DATA FOR THE TASK>
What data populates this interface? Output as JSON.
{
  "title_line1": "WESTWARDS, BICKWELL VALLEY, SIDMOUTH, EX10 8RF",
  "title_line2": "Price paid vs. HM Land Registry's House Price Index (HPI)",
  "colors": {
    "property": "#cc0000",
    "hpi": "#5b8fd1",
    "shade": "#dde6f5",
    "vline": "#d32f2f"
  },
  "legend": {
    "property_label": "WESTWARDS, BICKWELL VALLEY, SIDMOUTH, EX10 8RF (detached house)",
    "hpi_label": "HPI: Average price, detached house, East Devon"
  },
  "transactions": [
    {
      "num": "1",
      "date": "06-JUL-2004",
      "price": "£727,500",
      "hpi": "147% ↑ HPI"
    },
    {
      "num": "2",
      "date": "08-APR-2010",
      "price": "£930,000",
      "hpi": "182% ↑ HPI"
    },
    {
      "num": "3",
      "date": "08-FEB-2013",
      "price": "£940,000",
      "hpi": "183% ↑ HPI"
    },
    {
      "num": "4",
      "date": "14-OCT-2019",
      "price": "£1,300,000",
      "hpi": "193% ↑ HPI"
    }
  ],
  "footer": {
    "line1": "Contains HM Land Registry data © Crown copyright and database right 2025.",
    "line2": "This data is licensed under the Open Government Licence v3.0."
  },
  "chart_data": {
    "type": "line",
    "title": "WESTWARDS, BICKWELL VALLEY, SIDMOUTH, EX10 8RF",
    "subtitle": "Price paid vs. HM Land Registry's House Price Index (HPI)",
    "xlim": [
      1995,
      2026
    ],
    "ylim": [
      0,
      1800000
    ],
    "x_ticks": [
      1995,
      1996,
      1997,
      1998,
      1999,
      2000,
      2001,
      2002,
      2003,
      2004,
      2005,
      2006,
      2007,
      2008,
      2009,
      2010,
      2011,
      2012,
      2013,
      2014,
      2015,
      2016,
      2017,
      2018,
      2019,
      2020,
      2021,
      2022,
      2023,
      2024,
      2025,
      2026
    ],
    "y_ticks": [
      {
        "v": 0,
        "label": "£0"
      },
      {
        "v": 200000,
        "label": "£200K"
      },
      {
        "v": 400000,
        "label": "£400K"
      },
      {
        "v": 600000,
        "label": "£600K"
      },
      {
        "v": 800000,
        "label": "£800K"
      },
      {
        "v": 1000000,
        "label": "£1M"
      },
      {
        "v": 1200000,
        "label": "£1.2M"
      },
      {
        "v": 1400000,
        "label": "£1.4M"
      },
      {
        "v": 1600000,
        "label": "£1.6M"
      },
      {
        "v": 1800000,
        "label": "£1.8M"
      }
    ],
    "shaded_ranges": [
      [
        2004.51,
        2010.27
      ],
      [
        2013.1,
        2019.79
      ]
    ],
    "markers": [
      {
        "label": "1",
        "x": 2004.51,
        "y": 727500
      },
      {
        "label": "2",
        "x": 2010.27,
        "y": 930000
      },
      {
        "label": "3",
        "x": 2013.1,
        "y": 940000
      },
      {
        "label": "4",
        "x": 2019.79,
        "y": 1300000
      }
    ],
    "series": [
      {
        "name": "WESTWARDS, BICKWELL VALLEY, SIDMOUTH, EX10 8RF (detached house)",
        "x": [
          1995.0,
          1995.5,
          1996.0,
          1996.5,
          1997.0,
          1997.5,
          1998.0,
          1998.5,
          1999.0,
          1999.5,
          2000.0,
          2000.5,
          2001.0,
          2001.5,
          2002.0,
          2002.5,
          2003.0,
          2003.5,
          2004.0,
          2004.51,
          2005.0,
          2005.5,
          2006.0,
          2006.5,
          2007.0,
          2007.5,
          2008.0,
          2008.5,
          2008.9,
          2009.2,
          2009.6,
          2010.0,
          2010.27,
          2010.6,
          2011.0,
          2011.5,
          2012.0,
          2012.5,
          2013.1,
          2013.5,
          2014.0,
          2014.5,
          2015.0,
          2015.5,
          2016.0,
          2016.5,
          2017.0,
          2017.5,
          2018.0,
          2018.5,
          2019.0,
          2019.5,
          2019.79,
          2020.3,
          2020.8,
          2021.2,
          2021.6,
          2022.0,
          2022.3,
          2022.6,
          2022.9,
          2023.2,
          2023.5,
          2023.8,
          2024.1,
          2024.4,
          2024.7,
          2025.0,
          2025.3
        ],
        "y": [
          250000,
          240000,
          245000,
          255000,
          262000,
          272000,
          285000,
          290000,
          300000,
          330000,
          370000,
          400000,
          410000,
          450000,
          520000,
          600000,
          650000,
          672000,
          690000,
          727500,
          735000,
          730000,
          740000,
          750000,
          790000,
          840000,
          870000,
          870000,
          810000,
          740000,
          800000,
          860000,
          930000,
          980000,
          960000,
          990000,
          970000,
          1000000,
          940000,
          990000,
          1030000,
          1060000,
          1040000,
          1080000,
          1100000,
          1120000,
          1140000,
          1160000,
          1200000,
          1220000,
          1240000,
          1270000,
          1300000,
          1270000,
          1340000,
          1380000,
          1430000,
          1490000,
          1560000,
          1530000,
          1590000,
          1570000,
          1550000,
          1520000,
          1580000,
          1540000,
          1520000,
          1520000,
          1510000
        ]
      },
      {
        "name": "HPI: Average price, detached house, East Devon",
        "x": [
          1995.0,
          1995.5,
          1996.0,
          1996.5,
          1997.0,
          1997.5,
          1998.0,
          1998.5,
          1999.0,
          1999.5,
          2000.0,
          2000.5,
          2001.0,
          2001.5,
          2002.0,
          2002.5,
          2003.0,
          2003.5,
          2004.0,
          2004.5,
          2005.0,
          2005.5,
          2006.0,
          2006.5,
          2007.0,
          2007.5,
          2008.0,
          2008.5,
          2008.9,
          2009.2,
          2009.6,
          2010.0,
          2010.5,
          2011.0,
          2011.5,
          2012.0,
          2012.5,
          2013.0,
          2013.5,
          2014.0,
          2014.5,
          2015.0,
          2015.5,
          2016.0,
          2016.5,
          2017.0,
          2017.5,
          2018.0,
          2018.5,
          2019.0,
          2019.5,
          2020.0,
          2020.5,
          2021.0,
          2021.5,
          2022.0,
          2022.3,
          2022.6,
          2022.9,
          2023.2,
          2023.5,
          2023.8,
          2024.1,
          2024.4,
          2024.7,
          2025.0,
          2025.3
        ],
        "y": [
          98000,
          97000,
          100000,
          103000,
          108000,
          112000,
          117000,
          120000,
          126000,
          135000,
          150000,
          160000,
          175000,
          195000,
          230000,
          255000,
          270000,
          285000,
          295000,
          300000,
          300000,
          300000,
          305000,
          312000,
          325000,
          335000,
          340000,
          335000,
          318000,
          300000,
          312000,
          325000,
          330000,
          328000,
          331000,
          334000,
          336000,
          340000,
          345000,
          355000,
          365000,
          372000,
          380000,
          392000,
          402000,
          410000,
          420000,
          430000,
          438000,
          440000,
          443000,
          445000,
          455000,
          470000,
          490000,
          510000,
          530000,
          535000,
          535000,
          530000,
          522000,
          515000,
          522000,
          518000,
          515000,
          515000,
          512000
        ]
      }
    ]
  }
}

WHAT IS ASKED>
Of all the lines in the entries, how many contain the word "Registry"? Give only the number.

THE RESPONSE>
3